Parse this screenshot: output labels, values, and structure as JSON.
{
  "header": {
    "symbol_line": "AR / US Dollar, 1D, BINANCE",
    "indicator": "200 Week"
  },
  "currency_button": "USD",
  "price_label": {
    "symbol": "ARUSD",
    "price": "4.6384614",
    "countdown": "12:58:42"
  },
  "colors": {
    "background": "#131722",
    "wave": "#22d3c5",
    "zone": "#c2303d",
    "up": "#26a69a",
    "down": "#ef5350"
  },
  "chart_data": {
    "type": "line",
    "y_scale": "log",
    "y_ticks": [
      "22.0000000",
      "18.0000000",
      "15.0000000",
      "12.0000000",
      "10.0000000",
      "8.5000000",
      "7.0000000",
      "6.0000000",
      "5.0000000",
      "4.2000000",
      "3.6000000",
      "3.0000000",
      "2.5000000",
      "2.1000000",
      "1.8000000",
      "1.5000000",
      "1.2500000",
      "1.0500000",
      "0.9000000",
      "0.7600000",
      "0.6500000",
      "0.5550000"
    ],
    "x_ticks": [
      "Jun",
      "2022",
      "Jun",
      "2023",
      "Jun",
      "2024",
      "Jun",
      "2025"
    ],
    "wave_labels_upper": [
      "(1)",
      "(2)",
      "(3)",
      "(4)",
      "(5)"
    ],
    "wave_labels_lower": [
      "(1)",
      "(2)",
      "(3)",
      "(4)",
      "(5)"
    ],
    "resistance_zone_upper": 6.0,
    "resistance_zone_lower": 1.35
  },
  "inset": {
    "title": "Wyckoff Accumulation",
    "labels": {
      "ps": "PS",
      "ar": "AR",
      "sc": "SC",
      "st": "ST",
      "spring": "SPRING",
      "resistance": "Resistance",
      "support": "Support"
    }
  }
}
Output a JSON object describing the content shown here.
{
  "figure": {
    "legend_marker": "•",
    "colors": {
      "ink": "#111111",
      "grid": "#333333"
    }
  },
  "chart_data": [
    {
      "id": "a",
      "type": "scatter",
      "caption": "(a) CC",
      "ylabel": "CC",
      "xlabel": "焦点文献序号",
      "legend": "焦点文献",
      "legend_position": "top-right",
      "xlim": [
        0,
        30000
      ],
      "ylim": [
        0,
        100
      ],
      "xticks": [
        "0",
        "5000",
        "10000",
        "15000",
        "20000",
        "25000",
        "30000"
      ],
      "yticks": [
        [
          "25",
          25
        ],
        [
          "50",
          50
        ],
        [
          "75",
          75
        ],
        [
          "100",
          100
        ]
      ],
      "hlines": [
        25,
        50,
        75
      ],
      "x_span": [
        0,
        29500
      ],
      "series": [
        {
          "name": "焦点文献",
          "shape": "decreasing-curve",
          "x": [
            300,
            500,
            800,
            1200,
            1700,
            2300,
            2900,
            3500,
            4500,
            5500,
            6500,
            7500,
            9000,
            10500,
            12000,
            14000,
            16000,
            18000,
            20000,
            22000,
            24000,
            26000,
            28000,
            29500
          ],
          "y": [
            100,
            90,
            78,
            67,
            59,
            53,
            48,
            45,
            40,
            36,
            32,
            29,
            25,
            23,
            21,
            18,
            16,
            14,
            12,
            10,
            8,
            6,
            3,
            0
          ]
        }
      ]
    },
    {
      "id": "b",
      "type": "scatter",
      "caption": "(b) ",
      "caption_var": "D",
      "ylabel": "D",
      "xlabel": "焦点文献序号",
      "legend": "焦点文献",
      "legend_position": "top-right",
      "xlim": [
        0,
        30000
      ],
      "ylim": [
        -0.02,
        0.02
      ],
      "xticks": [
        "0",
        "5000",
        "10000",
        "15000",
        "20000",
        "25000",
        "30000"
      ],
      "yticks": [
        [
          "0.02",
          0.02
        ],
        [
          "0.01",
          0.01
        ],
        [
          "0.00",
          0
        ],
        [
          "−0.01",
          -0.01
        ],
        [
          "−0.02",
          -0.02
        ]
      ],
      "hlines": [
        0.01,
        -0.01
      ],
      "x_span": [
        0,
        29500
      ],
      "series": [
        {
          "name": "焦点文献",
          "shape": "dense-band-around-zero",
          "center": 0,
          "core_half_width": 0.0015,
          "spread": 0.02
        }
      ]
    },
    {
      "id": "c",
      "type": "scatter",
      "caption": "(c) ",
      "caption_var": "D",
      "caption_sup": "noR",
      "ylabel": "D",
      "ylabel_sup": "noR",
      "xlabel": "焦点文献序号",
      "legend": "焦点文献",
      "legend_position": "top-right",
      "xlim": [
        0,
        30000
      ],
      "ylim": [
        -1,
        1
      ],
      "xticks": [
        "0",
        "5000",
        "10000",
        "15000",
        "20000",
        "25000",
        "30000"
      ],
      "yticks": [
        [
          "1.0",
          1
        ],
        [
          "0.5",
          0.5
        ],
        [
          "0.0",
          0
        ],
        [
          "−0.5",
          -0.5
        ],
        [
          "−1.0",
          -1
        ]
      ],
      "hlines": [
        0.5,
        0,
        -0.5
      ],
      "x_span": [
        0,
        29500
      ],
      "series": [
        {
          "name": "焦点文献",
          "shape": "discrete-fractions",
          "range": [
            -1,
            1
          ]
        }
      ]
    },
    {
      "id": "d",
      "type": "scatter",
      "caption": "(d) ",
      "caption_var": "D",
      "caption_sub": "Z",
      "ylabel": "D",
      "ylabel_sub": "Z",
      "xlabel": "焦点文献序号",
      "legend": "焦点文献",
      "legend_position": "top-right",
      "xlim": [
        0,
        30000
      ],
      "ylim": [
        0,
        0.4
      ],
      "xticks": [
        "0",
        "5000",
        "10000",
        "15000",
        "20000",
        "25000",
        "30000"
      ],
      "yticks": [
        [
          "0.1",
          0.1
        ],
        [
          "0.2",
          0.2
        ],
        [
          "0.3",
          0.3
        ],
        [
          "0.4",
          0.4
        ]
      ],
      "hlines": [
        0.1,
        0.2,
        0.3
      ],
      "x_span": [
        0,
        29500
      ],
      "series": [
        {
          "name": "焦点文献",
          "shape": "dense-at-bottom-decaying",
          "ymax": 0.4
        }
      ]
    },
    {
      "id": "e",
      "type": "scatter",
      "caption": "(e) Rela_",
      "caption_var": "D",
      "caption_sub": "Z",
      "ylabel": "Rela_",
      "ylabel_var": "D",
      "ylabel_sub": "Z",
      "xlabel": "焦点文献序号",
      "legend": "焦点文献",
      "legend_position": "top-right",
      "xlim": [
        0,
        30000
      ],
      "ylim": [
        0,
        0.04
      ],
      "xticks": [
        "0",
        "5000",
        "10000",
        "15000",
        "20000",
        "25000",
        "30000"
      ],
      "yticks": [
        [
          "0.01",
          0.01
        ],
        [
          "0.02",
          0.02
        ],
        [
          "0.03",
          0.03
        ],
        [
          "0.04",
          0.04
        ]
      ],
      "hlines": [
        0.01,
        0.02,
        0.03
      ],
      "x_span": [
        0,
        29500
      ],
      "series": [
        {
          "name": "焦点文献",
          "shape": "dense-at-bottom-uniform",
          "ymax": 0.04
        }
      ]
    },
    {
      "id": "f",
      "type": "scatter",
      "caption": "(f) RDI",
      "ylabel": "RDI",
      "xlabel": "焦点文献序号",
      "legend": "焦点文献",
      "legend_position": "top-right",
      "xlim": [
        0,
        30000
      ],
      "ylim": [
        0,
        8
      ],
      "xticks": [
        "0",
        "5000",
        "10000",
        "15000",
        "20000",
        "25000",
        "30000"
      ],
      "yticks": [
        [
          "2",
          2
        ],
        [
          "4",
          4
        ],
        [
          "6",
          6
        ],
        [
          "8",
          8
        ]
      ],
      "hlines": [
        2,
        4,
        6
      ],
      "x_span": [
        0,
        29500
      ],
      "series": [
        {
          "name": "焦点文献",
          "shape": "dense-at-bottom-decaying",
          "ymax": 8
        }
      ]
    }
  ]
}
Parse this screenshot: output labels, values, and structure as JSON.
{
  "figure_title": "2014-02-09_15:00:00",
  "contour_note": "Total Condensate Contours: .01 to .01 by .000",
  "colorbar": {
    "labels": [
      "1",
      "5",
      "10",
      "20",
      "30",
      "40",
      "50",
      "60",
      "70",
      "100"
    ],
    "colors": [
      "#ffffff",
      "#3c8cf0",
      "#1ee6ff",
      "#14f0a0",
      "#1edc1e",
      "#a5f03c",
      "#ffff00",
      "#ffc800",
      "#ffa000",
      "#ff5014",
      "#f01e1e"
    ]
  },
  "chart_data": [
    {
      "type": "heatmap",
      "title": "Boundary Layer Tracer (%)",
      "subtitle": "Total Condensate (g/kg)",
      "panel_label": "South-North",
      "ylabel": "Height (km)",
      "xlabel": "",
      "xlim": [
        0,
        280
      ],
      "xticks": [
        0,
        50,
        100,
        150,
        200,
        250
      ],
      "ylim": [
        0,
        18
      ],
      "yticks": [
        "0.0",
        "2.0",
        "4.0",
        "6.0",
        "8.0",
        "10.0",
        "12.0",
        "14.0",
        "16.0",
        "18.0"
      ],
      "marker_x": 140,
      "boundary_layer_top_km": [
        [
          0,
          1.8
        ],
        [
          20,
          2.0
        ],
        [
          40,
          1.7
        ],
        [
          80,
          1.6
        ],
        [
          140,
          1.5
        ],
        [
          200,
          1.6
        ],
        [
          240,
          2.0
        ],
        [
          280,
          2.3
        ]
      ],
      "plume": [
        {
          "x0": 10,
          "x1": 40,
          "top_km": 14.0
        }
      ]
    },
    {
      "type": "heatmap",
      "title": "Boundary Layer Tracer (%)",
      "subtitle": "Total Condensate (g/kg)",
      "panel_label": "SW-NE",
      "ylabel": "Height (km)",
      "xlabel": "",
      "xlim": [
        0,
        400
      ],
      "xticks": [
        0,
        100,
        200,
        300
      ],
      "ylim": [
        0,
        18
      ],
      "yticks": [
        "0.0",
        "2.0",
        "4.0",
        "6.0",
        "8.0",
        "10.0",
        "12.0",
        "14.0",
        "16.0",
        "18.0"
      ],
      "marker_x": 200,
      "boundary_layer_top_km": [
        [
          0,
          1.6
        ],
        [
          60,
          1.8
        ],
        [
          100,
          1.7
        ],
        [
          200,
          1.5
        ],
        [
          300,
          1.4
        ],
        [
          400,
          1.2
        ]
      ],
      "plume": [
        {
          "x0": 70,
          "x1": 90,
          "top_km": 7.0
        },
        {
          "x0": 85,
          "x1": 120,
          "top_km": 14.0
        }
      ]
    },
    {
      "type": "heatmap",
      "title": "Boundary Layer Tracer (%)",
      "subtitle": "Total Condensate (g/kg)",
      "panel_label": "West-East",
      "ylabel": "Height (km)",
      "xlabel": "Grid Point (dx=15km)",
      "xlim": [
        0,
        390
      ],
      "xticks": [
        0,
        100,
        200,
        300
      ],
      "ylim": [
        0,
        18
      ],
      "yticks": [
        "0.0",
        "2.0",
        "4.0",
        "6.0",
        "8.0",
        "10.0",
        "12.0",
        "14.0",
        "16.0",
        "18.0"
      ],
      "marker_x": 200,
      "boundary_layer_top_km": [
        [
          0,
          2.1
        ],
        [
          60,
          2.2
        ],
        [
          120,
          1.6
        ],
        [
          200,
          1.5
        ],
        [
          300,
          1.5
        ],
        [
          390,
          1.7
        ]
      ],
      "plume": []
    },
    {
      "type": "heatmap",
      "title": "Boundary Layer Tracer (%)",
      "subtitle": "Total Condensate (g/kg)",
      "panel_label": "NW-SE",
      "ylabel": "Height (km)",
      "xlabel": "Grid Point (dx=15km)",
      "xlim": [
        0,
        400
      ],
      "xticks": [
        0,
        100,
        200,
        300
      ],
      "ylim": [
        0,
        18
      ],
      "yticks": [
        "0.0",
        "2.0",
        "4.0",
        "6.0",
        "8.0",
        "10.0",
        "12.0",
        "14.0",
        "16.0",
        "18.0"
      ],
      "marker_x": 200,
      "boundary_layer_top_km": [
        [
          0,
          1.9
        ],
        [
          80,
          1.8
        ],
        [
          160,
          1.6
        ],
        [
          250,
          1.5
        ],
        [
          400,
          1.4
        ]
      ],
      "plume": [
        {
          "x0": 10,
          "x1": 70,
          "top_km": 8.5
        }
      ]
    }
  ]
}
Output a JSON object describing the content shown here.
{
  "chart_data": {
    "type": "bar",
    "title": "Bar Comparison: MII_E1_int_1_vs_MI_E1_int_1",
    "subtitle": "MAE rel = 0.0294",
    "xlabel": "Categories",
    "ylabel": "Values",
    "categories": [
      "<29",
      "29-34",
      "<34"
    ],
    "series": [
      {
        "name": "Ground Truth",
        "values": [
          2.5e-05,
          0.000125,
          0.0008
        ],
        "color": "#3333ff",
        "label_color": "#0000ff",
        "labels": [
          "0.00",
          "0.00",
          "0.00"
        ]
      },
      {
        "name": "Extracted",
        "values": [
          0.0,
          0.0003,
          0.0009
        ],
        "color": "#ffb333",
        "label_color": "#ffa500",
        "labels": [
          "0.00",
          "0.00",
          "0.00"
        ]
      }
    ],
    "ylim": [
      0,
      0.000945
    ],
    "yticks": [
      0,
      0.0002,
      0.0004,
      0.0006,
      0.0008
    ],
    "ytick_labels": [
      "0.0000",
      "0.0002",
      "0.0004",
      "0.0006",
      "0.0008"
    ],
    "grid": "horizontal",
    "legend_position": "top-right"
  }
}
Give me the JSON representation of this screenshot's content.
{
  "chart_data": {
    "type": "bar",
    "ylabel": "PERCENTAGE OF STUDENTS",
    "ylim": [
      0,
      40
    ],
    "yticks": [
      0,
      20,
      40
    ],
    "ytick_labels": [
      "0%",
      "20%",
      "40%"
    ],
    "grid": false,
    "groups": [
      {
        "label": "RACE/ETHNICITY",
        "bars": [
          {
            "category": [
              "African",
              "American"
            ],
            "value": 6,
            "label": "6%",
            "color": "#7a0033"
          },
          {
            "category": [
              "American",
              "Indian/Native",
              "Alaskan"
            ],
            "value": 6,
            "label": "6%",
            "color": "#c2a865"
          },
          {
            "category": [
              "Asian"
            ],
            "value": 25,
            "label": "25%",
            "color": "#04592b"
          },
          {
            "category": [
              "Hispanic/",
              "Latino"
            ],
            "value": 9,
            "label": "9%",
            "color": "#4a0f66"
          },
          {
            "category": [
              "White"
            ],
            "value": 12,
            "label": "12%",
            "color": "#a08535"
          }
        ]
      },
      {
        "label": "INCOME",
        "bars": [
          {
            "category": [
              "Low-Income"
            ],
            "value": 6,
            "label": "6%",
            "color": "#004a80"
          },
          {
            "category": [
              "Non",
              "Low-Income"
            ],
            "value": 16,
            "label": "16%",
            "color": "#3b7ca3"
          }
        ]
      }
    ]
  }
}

------------------------------------------------

### What is required
Tally how many lines of the records hold the word "dense". Answer with the number only.

### Solution for this exercise
4